Stored records:
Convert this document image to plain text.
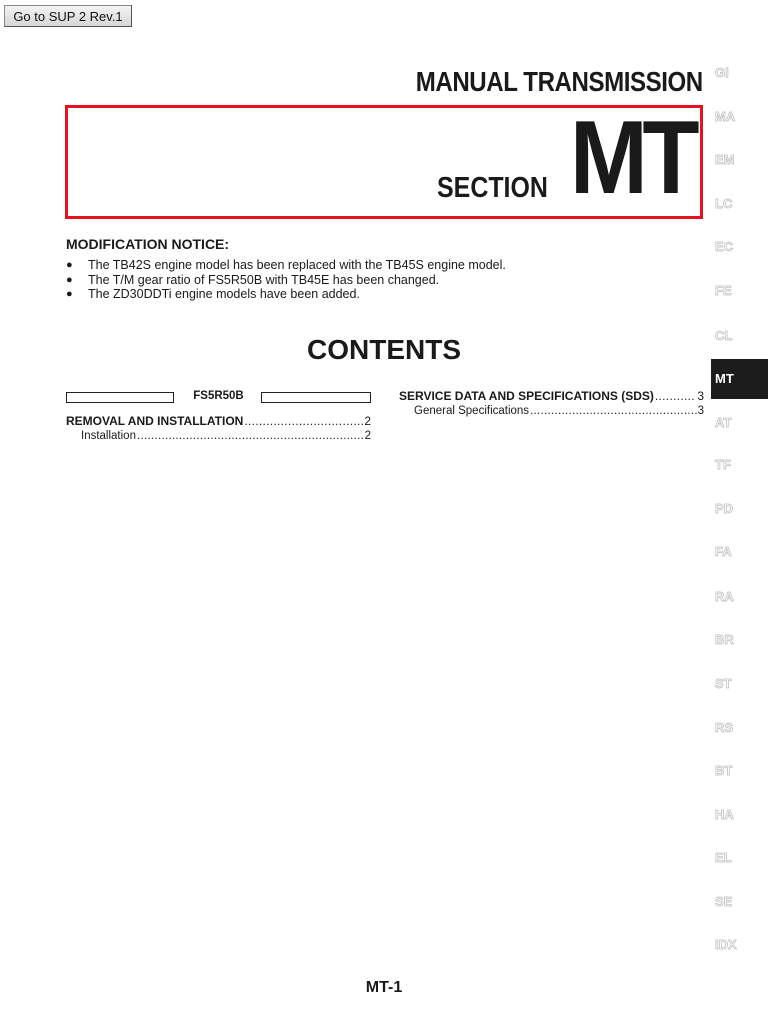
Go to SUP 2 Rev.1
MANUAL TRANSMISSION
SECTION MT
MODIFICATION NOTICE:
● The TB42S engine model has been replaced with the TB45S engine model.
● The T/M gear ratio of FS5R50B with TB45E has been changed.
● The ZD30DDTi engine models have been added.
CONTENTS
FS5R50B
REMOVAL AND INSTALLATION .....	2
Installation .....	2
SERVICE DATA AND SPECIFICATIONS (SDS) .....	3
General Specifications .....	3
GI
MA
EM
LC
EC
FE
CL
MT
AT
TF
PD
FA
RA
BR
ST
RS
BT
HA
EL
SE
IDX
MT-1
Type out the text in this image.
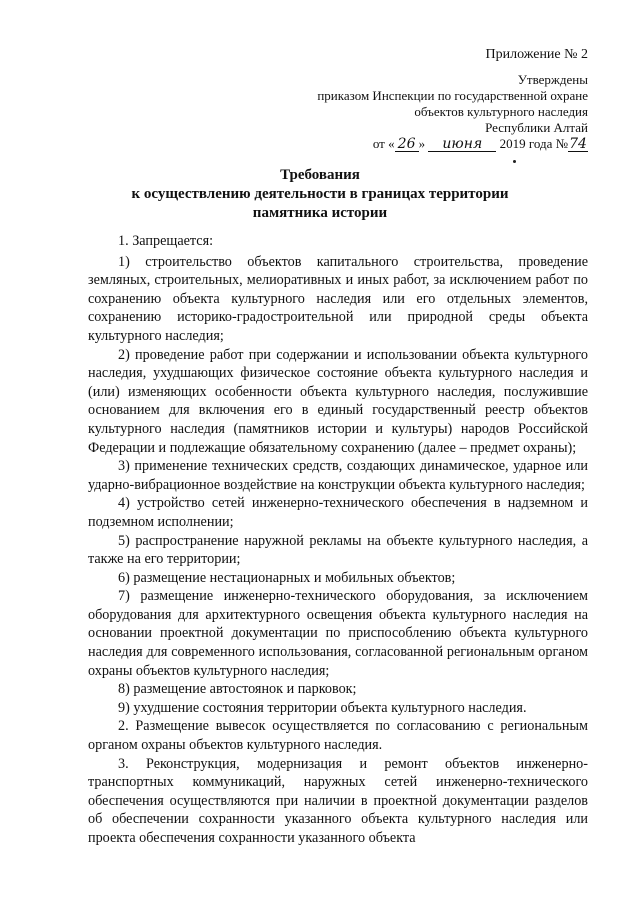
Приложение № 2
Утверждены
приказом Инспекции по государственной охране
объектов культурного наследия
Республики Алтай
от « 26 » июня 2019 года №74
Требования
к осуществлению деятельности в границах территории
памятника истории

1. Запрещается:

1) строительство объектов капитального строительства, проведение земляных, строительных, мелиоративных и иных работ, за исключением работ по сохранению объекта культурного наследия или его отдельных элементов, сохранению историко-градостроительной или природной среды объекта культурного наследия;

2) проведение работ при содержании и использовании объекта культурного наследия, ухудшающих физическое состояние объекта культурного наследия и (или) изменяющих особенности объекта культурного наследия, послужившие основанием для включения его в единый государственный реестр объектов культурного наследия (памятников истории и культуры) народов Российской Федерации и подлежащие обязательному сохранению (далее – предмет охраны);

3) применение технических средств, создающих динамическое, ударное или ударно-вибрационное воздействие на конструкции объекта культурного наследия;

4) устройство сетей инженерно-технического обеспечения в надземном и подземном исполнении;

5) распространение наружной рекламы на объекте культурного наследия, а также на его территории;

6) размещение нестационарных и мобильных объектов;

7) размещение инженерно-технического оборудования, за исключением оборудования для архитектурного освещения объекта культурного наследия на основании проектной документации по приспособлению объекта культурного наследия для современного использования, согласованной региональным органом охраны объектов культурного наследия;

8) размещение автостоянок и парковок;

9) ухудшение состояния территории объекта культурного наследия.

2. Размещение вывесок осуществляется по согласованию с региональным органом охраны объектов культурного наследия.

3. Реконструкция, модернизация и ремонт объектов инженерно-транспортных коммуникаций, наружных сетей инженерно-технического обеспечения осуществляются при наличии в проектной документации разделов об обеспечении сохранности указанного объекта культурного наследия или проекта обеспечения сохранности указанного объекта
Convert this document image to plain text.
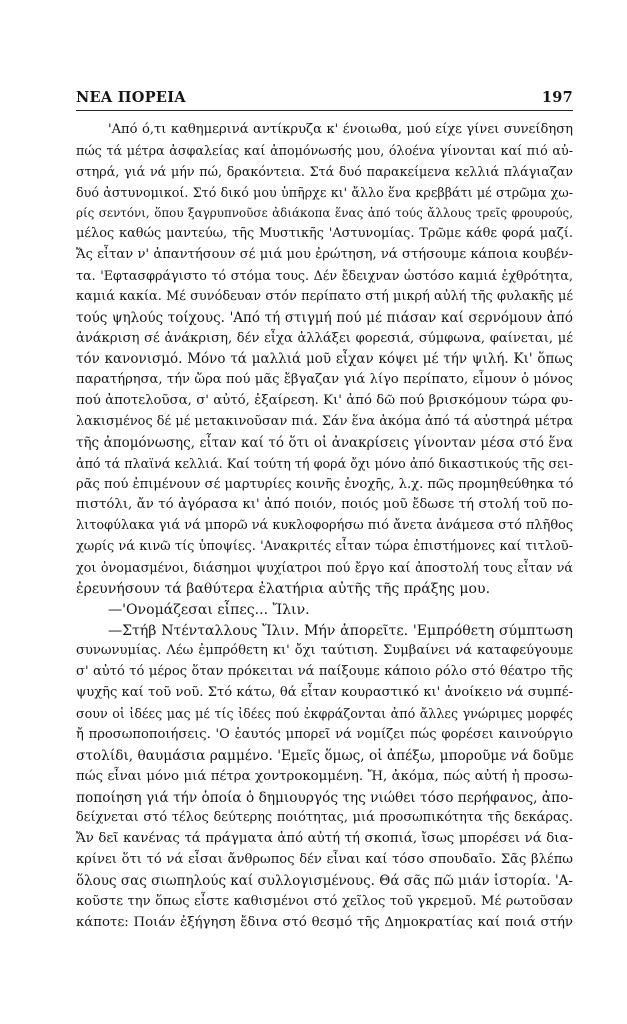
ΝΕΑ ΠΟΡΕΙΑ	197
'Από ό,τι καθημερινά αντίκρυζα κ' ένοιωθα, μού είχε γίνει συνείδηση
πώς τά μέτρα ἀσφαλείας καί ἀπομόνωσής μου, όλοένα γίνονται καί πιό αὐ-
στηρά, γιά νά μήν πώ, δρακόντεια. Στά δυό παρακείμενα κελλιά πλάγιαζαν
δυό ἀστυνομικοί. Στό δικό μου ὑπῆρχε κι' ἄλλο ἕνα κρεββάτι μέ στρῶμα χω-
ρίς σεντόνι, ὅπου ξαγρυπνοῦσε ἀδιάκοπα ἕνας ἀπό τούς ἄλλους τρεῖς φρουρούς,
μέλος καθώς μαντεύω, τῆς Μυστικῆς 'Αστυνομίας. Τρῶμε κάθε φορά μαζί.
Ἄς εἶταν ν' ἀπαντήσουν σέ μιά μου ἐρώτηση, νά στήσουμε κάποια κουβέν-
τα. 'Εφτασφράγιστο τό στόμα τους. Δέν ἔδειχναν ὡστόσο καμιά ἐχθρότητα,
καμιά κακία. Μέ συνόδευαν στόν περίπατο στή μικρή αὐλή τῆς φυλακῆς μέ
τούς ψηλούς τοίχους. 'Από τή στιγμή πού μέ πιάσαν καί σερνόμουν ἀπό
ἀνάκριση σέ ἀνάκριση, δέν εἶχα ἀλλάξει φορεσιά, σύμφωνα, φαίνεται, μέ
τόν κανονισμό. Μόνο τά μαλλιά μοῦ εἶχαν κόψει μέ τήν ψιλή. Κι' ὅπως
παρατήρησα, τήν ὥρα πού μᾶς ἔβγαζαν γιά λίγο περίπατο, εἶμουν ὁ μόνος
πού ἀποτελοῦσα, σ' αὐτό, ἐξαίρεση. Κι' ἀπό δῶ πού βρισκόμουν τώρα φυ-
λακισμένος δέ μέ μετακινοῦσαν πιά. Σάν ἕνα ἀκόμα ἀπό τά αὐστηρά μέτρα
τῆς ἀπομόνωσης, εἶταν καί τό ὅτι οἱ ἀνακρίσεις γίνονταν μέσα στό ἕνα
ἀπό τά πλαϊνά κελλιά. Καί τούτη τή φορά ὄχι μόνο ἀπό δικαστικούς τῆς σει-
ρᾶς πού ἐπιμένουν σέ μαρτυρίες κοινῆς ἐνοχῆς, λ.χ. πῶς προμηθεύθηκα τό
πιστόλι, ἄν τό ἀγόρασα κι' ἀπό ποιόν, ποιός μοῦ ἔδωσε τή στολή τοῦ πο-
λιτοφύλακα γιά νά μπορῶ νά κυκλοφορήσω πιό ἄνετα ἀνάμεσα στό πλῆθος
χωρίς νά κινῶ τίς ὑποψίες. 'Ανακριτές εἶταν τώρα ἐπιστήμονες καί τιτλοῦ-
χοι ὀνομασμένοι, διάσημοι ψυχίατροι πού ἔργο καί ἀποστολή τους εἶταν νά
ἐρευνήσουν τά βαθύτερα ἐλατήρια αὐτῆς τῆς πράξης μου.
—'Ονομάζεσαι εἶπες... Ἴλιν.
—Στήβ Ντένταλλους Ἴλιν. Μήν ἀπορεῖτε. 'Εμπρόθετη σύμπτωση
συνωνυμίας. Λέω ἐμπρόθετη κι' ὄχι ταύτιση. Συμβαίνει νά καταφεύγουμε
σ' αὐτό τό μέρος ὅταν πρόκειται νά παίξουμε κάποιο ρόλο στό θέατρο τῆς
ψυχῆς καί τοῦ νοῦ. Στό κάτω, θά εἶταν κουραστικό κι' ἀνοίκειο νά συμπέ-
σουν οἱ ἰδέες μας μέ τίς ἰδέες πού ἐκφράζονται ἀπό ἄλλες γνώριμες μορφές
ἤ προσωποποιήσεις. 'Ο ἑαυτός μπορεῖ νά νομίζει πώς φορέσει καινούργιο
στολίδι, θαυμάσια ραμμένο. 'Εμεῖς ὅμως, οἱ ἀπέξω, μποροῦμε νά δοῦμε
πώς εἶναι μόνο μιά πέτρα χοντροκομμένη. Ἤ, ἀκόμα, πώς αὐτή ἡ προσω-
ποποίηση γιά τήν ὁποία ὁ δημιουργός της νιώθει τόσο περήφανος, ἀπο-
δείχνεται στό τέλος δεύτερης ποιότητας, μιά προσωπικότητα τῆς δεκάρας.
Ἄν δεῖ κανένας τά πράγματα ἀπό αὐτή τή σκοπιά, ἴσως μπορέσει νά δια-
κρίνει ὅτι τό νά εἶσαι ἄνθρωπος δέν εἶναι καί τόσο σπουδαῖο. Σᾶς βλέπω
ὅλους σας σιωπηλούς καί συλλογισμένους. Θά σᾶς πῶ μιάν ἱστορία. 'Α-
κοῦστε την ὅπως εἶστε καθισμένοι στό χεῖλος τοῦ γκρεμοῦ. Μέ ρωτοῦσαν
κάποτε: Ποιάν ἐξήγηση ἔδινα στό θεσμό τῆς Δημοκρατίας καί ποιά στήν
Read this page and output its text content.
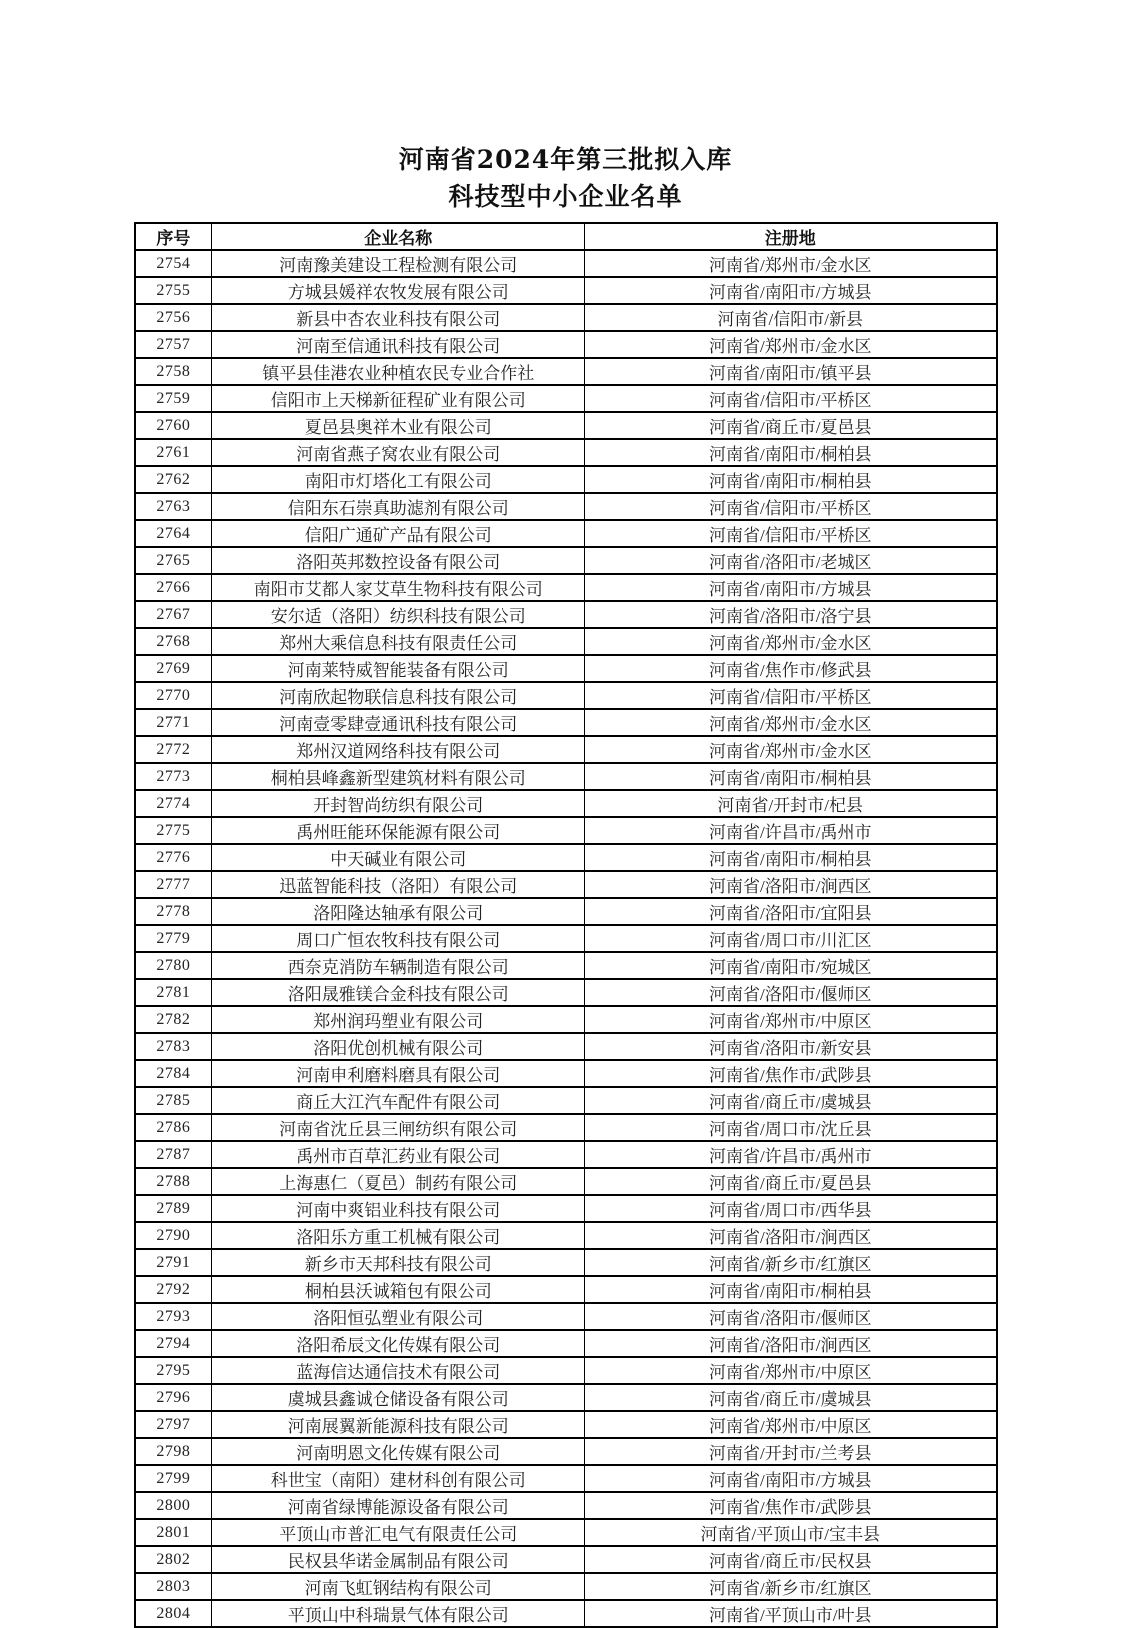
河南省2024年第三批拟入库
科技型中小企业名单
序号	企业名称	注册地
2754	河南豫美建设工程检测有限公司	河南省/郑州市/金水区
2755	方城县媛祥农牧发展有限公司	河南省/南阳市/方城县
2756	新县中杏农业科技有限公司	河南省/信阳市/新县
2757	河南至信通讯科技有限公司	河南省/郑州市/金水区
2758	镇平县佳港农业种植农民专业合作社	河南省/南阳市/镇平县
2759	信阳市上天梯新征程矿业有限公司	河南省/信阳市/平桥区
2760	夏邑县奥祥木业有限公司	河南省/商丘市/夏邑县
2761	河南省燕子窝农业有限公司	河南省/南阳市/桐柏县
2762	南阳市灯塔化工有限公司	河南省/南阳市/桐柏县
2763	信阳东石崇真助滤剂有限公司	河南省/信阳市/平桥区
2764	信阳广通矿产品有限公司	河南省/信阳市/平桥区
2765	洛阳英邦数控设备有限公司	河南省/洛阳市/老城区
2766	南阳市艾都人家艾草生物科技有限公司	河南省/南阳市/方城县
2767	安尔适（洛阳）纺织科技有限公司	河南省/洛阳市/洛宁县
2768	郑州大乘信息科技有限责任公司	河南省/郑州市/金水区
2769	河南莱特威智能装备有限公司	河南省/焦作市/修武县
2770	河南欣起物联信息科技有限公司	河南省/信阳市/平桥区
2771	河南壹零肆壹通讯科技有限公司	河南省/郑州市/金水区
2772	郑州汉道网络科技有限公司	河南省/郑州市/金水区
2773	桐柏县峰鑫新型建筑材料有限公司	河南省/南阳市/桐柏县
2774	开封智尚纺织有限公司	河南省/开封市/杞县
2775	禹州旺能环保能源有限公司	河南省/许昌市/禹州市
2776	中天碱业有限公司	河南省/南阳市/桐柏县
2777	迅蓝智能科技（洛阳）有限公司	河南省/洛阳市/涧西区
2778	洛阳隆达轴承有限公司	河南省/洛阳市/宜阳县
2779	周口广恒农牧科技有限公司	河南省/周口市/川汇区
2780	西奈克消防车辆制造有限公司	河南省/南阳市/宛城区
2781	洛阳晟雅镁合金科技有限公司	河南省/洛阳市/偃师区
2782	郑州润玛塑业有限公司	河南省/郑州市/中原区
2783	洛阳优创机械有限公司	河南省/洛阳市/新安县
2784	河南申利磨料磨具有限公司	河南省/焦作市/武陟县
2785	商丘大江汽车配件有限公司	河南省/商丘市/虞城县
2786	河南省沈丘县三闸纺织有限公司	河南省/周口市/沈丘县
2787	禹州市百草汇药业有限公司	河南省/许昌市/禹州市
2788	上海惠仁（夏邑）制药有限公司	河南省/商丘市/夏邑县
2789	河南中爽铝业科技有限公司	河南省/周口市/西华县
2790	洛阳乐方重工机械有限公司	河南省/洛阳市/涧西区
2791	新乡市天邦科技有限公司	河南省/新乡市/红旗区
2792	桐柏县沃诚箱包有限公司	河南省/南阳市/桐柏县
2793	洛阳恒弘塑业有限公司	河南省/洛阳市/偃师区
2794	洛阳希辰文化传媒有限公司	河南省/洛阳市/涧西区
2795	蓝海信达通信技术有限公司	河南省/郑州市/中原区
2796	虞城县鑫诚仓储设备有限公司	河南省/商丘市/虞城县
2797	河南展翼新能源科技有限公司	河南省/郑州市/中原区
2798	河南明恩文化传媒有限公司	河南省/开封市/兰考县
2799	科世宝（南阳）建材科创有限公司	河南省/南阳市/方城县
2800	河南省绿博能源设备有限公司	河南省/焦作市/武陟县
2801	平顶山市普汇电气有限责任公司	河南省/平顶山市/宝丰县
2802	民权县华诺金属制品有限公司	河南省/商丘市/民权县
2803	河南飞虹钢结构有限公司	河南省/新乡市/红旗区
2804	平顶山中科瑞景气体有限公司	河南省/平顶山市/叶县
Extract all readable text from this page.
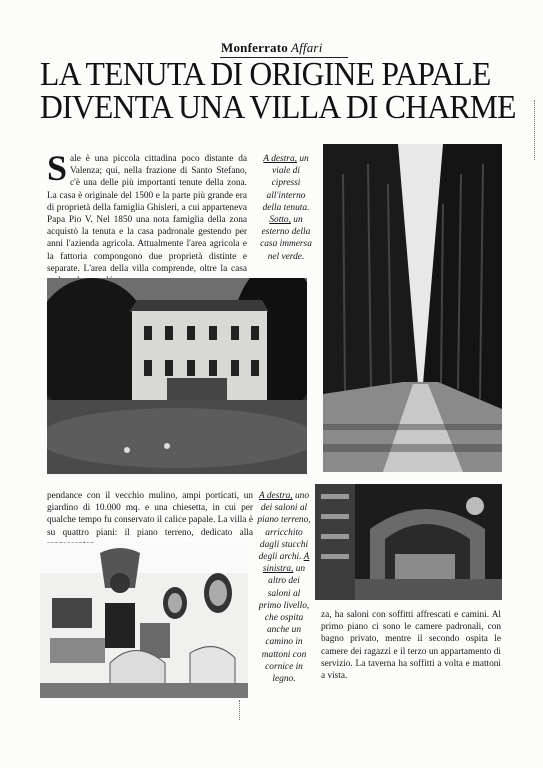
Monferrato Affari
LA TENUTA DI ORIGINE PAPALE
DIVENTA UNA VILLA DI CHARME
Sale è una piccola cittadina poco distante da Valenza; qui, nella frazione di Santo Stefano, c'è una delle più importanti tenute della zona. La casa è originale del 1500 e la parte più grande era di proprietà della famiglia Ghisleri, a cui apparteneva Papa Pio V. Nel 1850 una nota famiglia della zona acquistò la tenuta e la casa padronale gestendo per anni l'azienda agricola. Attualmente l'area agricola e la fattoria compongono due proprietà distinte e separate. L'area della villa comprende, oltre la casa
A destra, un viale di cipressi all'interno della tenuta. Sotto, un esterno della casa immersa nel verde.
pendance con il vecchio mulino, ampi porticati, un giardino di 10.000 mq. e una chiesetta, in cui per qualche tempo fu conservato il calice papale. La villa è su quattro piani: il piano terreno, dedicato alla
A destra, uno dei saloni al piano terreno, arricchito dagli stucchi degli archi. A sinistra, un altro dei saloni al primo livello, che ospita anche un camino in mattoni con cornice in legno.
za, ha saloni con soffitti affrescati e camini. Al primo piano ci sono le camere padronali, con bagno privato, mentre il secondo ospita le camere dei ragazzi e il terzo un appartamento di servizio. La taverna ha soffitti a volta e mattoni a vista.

What is required: Collect each line above holding the string "with".

The answer:
● The TB42S engine model has been replaced with the TB45S engine model.
● The T/M gear ratio of FS5R50B with TB45E has been changed.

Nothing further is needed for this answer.